** WRITTEN TASK **
Search the entries below. Return every line that has "故选C项" in it.

Dataset items
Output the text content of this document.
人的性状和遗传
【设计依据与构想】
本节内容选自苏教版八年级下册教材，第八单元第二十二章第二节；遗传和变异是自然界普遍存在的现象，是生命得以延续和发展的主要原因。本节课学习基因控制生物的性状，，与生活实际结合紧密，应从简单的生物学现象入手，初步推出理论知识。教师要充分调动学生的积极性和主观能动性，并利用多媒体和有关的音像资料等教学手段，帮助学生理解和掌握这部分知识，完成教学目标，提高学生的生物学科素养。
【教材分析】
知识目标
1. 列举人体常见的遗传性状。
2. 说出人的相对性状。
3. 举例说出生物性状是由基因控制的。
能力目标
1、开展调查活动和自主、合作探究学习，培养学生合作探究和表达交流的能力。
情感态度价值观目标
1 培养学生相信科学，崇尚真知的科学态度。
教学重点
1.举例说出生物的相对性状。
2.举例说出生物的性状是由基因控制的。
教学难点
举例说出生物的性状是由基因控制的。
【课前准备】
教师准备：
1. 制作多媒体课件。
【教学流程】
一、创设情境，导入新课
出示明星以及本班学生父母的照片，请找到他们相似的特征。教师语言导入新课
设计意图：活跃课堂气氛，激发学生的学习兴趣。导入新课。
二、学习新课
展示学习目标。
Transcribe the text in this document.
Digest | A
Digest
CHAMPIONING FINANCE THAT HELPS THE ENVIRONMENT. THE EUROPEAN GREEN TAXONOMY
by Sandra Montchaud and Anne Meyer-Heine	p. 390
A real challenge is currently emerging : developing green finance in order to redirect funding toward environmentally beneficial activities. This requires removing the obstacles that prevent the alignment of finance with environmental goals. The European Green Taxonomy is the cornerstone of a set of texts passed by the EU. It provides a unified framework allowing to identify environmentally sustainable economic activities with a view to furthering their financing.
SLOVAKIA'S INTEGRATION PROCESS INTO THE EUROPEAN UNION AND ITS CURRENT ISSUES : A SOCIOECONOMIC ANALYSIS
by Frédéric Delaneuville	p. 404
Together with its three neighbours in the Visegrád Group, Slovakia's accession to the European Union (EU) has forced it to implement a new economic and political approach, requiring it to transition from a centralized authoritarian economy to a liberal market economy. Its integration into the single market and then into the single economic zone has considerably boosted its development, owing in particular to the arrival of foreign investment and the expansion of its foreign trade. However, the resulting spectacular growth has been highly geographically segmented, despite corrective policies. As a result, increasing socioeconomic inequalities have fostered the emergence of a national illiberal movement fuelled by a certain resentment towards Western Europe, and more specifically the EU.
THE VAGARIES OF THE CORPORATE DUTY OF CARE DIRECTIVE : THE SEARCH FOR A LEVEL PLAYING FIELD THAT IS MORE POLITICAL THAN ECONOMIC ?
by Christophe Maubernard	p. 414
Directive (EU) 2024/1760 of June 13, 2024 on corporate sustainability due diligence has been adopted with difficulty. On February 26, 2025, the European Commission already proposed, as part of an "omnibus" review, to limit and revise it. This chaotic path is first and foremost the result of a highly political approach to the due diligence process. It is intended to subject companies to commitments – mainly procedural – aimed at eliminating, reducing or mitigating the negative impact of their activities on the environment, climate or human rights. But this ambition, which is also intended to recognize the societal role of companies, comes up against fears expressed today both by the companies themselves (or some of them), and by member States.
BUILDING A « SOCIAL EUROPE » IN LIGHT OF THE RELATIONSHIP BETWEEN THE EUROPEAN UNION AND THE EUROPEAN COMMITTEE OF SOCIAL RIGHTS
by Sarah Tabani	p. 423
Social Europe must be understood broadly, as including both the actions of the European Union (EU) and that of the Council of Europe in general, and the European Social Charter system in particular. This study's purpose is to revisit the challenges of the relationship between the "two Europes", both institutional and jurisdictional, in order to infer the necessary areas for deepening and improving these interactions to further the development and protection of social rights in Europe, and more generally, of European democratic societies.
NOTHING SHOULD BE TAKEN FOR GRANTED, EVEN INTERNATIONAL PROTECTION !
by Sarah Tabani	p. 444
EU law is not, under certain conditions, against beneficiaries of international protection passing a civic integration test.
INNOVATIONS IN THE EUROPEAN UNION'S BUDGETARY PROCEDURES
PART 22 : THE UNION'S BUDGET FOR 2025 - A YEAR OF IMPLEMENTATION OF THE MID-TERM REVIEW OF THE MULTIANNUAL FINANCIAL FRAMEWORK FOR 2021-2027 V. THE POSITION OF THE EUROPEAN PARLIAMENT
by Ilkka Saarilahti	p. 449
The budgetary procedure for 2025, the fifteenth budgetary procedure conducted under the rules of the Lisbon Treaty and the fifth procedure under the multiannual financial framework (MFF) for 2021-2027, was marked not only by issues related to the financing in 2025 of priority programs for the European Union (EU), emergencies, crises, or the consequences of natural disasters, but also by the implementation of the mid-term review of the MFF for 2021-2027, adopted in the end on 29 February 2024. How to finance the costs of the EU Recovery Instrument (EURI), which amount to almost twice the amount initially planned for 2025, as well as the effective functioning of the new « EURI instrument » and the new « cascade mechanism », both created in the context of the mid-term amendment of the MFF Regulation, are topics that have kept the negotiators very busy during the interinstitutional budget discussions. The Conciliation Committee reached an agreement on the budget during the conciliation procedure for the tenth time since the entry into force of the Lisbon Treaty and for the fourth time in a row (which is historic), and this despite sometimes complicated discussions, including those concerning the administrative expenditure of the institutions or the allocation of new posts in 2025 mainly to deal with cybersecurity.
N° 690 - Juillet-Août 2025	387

==

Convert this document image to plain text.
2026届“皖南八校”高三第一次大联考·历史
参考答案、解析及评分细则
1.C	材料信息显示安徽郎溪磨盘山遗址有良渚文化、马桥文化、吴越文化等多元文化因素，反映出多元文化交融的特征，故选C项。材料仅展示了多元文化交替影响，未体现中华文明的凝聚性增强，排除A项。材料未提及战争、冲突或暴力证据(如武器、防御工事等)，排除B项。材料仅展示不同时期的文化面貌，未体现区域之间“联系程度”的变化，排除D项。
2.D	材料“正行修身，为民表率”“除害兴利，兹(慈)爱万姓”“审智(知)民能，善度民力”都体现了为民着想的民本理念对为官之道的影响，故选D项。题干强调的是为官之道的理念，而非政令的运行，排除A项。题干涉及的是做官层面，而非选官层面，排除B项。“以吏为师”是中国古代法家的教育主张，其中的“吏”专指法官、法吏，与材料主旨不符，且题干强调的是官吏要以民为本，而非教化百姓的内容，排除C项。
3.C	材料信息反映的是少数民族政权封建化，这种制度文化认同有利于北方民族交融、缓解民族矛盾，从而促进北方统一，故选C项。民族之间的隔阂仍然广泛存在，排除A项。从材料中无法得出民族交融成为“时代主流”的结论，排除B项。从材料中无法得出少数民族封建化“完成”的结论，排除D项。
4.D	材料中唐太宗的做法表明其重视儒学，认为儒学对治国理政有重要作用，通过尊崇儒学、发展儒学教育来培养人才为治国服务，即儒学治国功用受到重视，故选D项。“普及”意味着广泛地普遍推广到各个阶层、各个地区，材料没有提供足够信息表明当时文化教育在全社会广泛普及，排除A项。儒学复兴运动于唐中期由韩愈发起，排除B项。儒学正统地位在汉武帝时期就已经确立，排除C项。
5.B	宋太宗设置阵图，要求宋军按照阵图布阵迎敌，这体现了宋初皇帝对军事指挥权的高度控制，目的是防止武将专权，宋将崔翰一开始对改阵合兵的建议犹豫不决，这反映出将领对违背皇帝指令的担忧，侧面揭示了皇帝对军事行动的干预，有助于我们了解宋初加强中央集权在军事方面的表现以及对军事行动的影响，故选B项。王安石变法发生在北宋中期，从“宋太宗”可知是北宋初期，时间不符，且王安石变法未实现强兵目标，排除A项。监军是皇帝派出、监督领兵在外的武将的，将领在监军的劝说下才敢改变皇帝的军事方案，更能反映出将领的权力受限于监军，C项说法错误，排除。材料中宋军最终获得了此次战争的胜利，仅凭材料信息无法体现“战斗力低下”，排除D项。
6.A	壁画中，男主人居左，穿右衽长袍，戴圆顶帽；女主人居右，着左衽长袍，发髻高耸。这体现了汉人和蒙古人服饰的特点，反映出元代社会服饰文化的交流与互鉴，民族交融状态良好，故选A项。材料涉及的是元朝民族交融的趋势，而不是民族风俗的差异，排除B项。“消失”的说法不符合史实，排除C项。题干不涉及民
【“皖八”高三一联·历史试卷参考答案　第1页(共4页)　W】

** ANSWER TO THIS EXERCISE **
1.C	材料信息显示安徽郎溪磨盘山遗址有良渚文化、马桥文化、吴越文化等多元文化因素，反映出多元文化交融的特征，故选C项。材料仅展示了多元文化交替影响，未体现中华文明的凝聚性增强，排除A项。材料未提及战争、冲突或暴力证据(如武器、防御工事等)，排除B项。材料仅展示不同时期的文化面貌，未体现区域之间“联系程度”的变化，排除D项。
3.C	材料信息反映的是少数民族政权封建化，这种制度文化认同有利于北方民族交融、缓解民族矛盾，从而促进北方统一，故选C项。民族之间的隔阂仍然广泛存在，排除A项。从材料中无法得出民族交融成为“时代主流”的结论，排除B项。从材料中无法得出少数民族封建化“完成”的结论，排除D项。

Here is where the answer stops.